### [TASK GOAL]
Please write out the material below exactly as given.

### [SUPPLIED RECORDS]
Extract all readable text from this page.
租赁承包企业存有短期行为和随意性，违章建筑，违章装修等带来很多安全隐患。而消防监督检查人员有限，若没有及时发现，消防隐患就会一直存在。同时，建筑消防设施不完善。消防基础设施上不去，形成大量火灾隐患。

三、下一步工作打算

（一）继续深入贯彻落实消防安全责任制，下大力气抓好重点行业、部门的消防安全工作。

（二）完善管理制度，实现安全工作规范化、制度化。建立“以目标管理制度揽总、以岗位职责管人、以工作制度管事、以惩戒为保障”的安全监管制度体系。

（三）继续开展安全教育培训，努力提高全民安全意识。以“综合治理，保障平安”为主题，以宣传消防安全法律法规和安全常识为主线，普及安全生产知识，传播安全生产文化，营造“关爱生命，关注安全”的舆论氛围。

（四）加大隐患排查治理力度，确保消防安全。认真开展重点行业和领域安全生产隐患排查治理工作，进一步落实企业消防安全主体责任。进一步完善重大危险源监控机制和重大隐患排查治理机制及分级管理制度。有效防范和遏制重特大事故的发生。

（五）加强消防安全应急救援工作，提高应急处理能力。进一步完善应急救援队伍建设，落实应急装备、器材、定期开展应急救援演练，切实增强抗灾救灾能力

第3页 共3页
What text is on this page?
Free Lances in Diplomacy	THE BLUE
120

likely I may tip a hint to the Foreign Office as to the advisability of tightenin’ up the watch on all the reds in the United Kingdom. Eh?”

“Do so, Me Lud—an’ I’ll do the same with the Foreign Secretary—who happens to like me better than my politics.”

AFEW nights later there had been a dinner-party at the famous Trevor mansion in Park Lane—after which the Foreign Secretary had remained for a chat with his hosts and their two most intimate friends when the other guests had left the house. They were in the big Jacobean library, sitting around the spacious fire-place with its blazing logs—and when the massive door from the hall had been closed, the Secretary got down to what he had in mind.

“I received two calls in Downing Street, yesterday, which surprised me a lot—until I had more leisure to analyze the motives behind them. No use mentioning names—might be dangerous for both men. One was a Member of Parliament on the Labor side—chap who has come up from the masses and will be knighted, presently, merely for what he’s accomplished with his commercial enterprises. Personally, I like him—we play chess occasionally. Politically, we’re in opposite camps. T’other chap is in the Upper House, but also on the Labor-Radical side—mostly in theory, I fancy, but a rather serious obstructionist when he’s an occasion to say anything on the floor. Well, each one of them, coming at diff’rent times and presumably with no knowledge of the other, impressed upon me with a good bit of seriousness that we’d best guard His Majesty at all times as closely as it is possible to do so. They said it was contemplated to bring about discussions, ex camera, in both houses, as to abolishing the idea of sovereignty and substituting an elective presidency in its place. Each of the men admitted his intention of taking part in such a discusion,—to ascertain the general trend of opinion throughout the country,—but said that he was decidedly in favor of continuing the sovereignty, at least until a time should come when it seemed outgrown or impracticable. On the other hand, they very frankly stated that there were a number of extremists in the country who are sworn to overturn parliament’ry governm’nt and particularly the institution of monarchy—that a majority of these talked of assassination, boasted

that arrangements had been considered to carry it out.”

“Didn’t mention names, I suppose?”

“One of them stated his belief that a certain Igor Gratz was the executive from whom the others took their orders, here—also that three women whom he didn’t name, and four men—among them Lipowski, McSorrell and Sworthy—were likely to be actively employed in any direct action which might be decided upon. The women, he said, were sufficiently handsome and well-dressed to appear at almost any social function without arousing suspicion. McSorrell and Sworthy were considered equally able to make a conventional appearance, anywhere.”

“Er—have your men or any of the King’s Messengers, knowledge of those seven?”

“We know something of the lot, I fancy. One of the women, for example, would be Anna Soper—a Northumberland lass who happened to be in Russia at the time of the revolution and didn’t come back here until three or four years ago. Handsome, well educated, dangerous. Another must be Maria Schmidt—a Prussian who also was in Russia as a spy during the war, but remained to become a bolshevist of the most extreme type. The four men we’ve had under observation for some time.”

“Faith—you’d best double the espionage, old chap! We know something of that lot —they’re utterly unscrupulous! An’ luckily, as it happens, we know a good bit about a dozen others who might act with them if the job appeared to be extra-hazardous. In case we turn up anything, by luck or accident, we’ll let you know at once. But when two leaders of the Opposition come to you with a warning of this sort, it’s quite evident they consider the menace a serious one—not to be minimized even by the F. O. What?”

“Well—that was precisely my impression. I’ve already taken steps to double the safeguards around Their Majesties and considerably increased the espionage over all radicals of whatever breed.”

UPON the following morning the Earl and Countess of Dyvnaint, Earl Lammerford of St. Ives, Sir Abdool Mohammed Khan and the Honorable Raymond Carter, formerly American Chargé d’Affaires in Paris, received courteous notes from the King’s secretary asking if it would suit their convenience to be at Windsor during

### [COMPLETED EXERCISE]
Extract all readable text from this page.
租赁承包企业存有短期行为和随意性，违章建筑，违章装修等带来很多安全隐患。而消防监督检查人员有限，若没有及时发现，消防隐患就会一直存在。同时，建筑消防设施不完善。消防基础设施上不去，形成大量火灾隐患。

三、下一步工作打算

（一）继续深入贯彻落实消防安全责任制，下大力气抓好重点行业、部门的消防安全工作。

（二）完善管理制度，实现安全工作规范化、制度化。建立“以目标管理制度揽总、以岗位职责管人、以工作制度管事、以惩戒为保障”的安全监管制度体系。

（三）继续开展安全教育培训，努力提高全民安全意识。以“综合治理，保障平安”为主题，以宣传消防安全法律法规和安全常识为主线，普及安全生产知识，传播安全生产文化，营造“关爱生命，关注安全”的舆论氛围。

（四）加大隐患排查治理力度，确保消防安全。认真开展重点行业和领域安全生产隐患排查治理工作，进一步落实企业消防安全主体责任。进一步完善重大危险源监控机制和重大隐患排查治理机制及分级管理制度。有效防范和遏制重特大事故的发生。

（五）加强消防安全应急救援工作，提高应急处理能力。进一步完善应急救援队伍建设，落实应急装备、器材、定期开展应急救援演练，切实增强抗灾救灾能力

第3页 共3页
What text is on this page?
Free Lances in Diplomacy	THE BLUE
120

likely I may tip a hint to the Foreign Office as to the advisability of tightenin’ up the watch on all the reds in the United Kingdom. Eh?”

“Do so, Me Lud—an’ I’ll do the same with the Foreign Secretary—who happens to like me better than my politics.”

AFEW nights later there had been a dinner-party at the famous Trevor mansion in Park Lane—after which the Foreign Secretary had remained for a chat with his hosts and their two most intimate friends when the other guests had left the house. They were in the big Jacobean library, sitting around the spacious fire-place with its blazing logs—and when the massive door from the hall had been closed, the Secretary got down to what he had in mind.

“I received two calls in Downing Street, yesterday, which surprised me a lot—until I had more leisure to analyze the motives behind them. No use mentioning names—might be dangerous for both men. One was a Member of Parliament on the Labor side—chap who has come up from the masses and will be knighted, presently, merely for what he’s accomplished with his commercial enterprises. Personally, I like him—we play chess occasionally. Politically, we’re in opposite camps. T’other chap is in the Upper House, but also on the Labor-Radical side—mostly in theory, I fancy, but a rather serious obstructionist when he’s an occasion to say anything on the floor. Well, each one of them, coming at diff’rent times and presumably with no knowledge of the other, impressed upon me with a good bit of seriousness that we’d best guard His Majesty at all times as closely as it is possible to do so. They said it was contemplated to bring about discussions, ex camera, in both houses, as to abolishing the idea of sovereignty and substituting an elective presidency in its place. Each of the men admitted his intention of taking part in such a discusion,—to ascertain the general trend of opinion throughout the country,—but said that he was decidedly in favor of continuing the sovereignty, at least until a time should come when it seemed outgrown or impracticable. On the other hand, they very frankly stated that there were a number of extremists in the country who are sworn to overturn parliament’ry governm’nt and particularly the institution of monarchy—that a majority of these talked of assassination, boasted

that arrangements had been considered to carry it out.”

“Didn’t mention names, I suppose?”

“One of them stated his belief that a certain Igor Gratz was the executive from whom the others took their orders, here—also that three women whom he didn’t name, and four men—among them Lipowski, McSorrell and Sworthy—were likely to be actively employed in any direct action which might be decided upon. The women, he said, were sufficiently handsome and well-dressed to appear at almost any social function without arousing suspicion. McSorrell and Sworthy were considered equally able to make a conventional appearance, anywhere.”

“Er—have your men or any of the King’s Messengers, knowledge of those seven?”

“We know something of the lot, I fancy. One of the women, for example, would be Anna Soper—a Northumberland lass who happened to be in Russia at the time of the revolution and didn’t come back here until three or four years ago. Handsome, well educated, dangerous. Another must be Maria Schmidt—a Prussian who also was in Russia as a spy during the war, but remained to become a bolshevist of the most extreme type. The four men we’ve had under observation for some time.”

“Faith—you’d best double the espionage, old chap! We know something of that lot —they’re utterly unscrupulous! An’ luckily, as it happens, we know a good bit about a dozen others who might act with them if the job appeared to be extra-hazardous. In case we turn up anything, by luck or accident, we’ll let you know at once. But when two leaders of the Opposition come to you with a warning of this sort, it’s quite evident they consider the menace a serious one—not to be minimized even by the F. O. What?”

“Well—that was precisely my impression. I’ve already taken steps to double the safeguards around Their Majesties and considerably increased the espionage over all radicals of whatever breed.”

UPON the following morning the Earl and Countess of Dyvnaint, Earl Lammerford of St. Ives, Sir Abdool Mohammed Khan and the Honorable Raymond Carter, formerly American Chargé d’Affaires in Paris, received courteous notes from the King’s secretary asking if it would suit their convenience to be at Windsor during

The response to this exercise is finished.